- Exercise brief:
What follows is a set of entries. Give them again exactly, without the pictures.

### The input

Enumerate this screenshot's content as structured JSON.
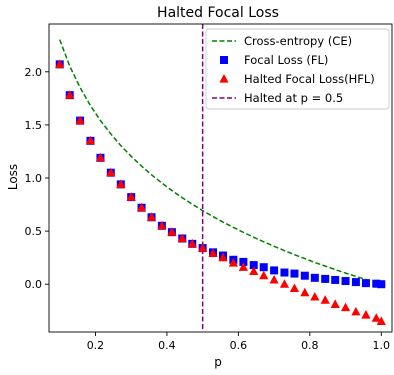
{
  "chart_data": {
    "type": "line",
    "title": "Halted Focal Loss",
    "xlabel": "p",
    "ylabel": "Loss",
    "xlim": [
      0.07,
      1.03
    ],
    "ylim": [
      -0.45,
      2.45
    ],
    "x_ticks": [
      0.2,
      0.4,
      0.6,
      0.8,
      1.0
    ],
    "x_tick_labels": [
      "0.2",
      "0.4",
      "0.6",
      "0.8",
      "1.0"
    ],
    "y_ticks": [
      0.0,
      0.5,
      1.0,
      1.5,
      2.0
    ],
    "y_tick_labels": [
      "0.0",
      "0.5",
      "1.0",
      "1.5",
      "2.0"
    ],
    "grid": false,
    "legend_position": "top-right",
    "x": [
      0.1,
      0.128,
      0.157,
      0.186,
      0.214,
      0.243,
      0.271,
      0.3,
      0.329,
      0.357,
      0.386,
      0.414,
      0.443,
      0.471,
      0.5,
      0.529,
      0.557,
      0.586,
      0.614,
      0.643,
      0.671,
      0.7,
      0.729,
      0.757,
      0.786,
      0.814,
      0.843,
      0.871,
      0.9,
      0.929,
      0.957,
      0.986,
      1.0
    ],
    "series": [
      {
        "name": "Cross-entropy (CE)",
        "style": "dashed-line",
        "color": "#008000",
        "values": [
          2.303,
          2.053,
          1.852,
          1.682,
          1.541,
          1.415,
          1.305,
          1.204,
          1.112,
          1.03,
          0.952,
          0.882,
          0.814,
          0.753,
          0.693,
          0.637,
          0.585,
          0.535,
          0.488,
          0.442,
          0.399,
          0.357,
          0.316,
          0.278,
          0.241,
          0.205,
          0.171,
          0.138,
          0.105,
          0.074,
          0.044,
          0.014,
          0.0
        ]
      },
      {
        "name": "Focal Loss (FL)",
        "style": "square-markers",
        "color": "#0000ff",
        "values": [
          2.07,
          1.78,
          1.54,
          1.35,
          1.19,
          1.05,
          0.94,
          0.82,
          0.72,
          0.63,
          0.55,
          0.49,
          0.43,
          0.38,
          0.34,
          0.3,
          0.27,
          0.23,
          0.21,
          0.18,
          0.16,
          0.13,
          0.11,
          0.1,
          0.08,
          0.06,
          0.05,
          0.04,
          0.03,
          0.02,
          0.01,
          0.005,
          0.0
        ]
      },
      {
        "name": "Halted Focal Loss(HFL)",
        "style": "triangle-markers",
        "color": "#ff0000",
        "values": [
          2.07,
          1.78,
          1.54,
          1.35,
          1.19,
          1.05,
          0.94,
          0.82,
          0.72,
          0.63,
          0.55,
          0.49,
          0.43,
          0.38,
          0.34,
          0.29,
          0.25,
          0.2,
          0.16,
          0.12,
          0.08,
          0.04,
          0.0,
          -0.04,
          -0.08,
          -0.12,
          -0.15,
          -0.19,
          -0.22,
          -0.26,
          -0.29,
          -0.32,
          -0.35
        ]
      },
      {
        "name": "Halted at p = 0.5",
        "style": "vertical-dashed-line",
        "color": "#800080",
        "x_value": 0.5
      }
    ]
  }
}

######

- Solution to this task:
Enumerate this screenshot's content as structured JSON.
{
  "chart_data": {
    "type": "line",
    "title": "Halted Focal Loss",
    "xlabel": "p",
    "ylabel": "Loss",
    "xlim": [
      0.07,
      1.03
    ],
    "ylim": [
      -0.45,
      2.45
    ],
    "x_ticks": [
      0.2,
      0.4,
      0.6,
      0.8,
      1.0
    ],
    "x_tick_labels": [
      "0.2",
      "0.4",
      "0.6",
      "0.8",
      "1.0"
    ],
    "y_ticks": [
      0.0,
      0.5,
      1.0,
      1.5,
      2.0
    ],
    "y_tick_labels": [
      "0.0",
      "0.5",
      "1.0",
      "1.5",
      "2.0"
    ],
    "grid": false,
    "legend_position": "top-right",
    "x": [
      0.1,
      0.128,
      0.157,
      0.186,
      0.214,
      0.243,
      0.271,
      0.3,
      0.329,
      0.357,
      0.386,
      0.414,
      0.443,
      0.471,
      0.5,
      0.529,
      0.557,
      0.586,
      0.614,
      0.643,
      0.671,
      0.7,
      0.729,
      0.757,
      0.786,
      0.814,
      0.843,
      0.871,
      0.9,
      0.929,
      0.957,
      0.986,
      1.0
    ],
    "series": [
      {
        "name": "Cross-entropy (CE)",
        "style": "dashed-line",
        "color": "#008000",
        "values": [
          2.303,
          2.053,
          1.852,
          1.682,
          1.541,
          1.415,
          1.305,
          1.204,
          1.112,
          1.03,
          0.952,
          0.882,
          0.814,
          0.753,
          0.693,
          0.637,
          0.585,
          0.535,
          0.488,
          0.442,
          0.399,
          0.357,
          0.316,
          0.278,
          0.241,
          0.205,
          0.171,
          0.138,
          0.105,
          0.074,
          0.044,
          0.014,
          0.0
        ]
      },
      {
        "name": "Focal Loss (FL)",
        "style": "square-markers",
        "color": "#0000ff",
        "values": [
          2.07,
          1.78,
          1.54,
          1.35,
          1.19,
          1.05,
          0.94,
          0.82,
          0.72,
          0.63,
          0.55,
          0.49,
          0.43,
          0.38,
          0.34,
          0.3,
          0.27,
          0.23,
          0.21,
          0.18,
          0.16,
          0.13,
          0.11,
          0.1,
          0.08,
          0.06,
          0.05,
          0.04,
          0.03,
          0.02,
          0.01,
          0.005,
          0.0
        ]
      },
      {
        "name": "Halted Focal Loss(HFL)",
        "style": "triangle-markers",
        "color": "#ff0000",
        "values": [
          2.07,
          1.78,
          1.54,
          1.35,
          1.19,
          1.05,
          0.94,
          0.82,
          0.72,
          0.63,
          0.55,
          0.49,
          0.43,
          0.38,
          0.34,
          0.29,
          0.25,
          0.2,
          0.16,
          0.12,
          0.08,
          0.04,
          0.0,
          -0.04,
          -0.08,
          -0.12,
          -0.15,
          -0.19,
          -0.22,
          -0.26,
          -0.29,
          -0.32,
          -0.35
        ]
      },
      {
        "name": "Halted at p = 0.5",
        "style": "vertical-dashed-line",
        "color": "#800080",
        "x_value": 0.5
      }
    ]
  }
}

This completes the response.